[Start of Attachment]

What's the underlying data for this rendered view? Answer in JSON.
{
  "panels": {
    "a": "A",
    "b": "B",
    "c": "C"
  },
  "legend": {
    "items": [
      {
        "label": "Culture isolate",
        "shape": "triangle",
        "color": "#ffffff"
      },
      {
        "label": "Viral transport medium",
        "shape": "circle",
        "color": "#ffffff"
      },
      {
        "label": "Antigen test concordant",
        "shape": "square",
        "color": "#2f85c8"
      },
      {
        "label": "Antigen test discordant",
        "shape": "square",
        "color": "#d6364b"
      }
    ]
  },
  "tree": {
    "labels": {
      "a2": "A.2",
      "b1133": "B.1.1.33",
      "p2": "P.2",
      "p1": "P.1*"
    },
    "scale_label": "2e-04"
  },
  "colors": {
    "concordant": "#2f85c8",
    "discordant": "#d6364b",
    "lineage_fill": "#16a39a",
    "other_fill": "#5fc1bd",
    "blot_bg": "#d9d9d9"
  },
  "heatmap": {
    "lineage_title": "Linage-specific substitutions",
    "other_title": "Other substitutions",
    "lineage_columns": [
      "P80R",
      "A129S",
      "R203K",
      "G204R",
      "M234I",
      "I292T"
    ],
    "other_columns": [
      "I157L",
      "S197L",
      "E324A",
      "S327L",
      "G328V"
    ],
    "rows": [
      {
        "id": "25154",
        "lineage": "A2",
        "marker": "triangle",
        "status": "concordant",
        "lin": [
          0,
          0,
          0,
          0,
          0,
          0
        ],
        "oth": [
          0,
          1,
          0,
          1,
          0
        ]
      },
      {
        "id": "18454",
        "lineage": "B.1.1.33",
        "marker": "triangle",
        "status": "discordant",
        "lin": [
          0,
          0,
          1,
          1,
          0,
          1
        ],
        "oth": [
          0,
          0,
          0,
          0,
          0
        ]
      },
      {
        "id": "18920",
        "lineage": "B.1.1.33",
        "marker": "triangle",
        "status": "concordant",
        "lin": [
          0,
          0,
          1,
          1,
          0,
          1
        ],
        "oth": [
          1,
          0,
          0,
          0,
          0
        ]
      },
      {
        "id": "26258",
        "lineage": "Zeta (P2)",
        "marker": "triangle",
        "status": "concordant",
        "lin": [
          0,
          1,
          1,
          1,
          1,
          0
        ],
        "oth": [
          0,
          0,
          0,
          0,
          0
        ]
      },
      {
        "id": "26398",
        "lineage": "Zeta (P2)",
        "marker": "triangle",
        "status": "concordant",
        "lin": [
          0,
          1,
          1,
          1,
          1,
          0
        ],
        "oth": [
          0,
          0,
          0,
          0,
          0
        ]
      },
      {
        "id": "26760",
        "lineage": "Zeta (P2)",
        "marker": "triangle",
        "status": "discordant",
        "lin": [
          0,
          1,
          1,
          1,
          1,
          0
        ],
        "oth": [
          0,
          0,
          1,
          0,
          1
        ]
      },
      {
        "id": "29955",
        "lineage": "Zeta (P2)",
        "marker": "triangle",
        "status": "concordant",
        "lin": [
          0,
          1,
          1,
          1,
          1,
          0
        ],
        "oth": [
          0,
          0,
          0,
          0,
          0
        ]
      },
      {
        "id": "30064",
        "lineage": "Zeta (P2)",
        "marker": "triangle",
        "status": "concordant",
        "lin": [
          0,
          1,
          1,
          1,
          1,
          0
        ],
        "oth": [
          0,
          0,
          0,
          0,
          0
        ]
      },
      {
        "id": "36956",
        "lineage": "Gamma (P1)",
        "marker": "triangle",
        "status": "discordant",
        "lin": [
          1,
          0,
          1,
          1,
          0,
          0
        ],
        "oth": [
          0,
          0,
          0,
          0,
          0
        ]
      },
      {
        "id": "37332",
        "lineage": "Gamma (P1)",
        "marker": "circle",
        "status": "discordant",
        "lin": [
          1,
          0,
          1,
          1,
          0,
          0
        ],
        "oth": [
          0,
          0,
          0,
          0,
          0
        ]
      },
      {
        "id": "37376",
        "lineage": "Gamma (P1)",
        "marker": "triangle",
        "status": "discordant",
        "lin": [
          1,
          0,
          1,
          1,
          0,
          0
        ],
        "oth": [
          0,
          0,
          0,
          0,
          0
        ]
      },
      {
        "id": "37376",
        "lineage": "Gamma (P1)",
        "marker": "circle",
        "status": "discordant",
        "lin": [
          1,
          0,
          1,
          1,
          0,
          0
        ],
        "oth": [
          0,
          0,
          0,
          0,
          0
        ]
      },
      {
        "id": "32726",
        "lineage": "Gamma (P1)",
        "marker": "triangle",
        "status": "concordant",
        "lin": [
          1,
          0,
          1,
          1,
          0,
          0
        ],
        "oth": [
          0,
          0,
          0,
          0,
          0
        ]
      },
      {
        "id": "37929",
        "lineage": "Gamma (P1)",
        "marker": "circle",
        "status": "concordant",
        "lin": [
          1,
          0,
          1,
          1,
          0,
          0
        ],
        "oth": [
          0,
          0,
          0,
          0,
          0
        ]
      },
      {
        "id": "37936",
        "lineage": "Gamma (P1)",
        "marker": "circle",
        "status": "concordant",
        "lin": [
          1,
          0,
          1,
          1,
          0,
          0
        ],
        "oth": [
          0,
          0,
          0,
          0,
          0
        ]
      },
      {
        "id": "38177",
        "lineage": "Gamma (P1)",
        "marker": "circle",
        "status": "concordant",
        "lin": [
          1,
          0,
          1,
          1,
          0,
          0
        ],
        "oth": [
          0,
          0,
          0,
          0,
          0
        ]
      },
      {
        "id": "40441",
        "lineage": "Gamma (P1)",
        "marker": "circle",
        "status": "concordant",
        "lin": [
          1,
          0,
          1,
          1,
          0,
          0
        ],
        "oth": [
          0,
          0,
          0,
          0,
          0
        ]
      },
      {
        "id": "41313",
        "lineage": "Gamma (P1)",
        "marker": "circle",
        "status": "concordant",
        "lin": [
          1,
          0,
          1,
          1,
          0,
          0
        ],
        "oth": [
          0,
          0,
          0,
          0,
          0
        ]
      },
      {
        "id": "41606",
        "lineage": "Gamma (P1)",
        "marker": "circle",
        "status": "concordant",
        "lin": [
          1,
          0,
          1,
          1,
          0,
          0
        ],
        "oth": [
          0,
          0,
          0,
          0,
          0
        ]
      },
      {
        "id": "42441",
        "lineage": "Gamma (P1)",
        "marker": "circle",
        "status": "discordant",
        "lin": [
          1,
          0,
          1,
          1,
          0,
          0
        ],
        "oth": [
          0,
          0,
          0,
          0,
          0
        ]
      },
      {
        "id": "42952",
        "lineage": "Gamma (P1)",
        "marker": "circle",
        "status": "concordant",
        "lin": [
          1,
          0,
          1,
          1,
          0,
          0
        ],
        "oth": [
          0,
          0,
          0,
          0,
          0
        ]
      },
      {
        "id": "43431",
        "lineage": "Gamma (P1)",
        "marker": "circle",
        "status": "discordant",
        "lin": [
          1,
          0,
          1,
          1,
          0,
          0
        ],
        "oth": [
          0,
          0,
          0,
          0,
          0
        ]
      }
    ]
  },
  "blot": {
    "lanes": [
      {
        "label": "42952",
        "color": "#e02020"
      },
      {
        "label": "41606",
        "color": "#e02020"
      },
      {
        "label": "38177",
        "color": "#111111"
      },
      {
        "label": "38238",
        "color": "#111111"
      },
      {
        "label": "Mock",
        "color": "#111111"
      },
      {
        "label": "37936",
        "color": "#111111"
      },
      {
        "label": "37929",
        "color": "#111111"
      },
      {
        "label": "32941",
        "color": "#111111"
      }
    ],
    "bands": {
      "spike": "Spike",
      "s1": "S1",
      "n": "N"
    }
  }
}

[End of Attachment]

__Problem details__
Go through the listing above and return each line that includes the word "shape".

__Output__
        "shape": "triangle",
        "shape": "circle",
        "shape": "square",
        "shape": "square",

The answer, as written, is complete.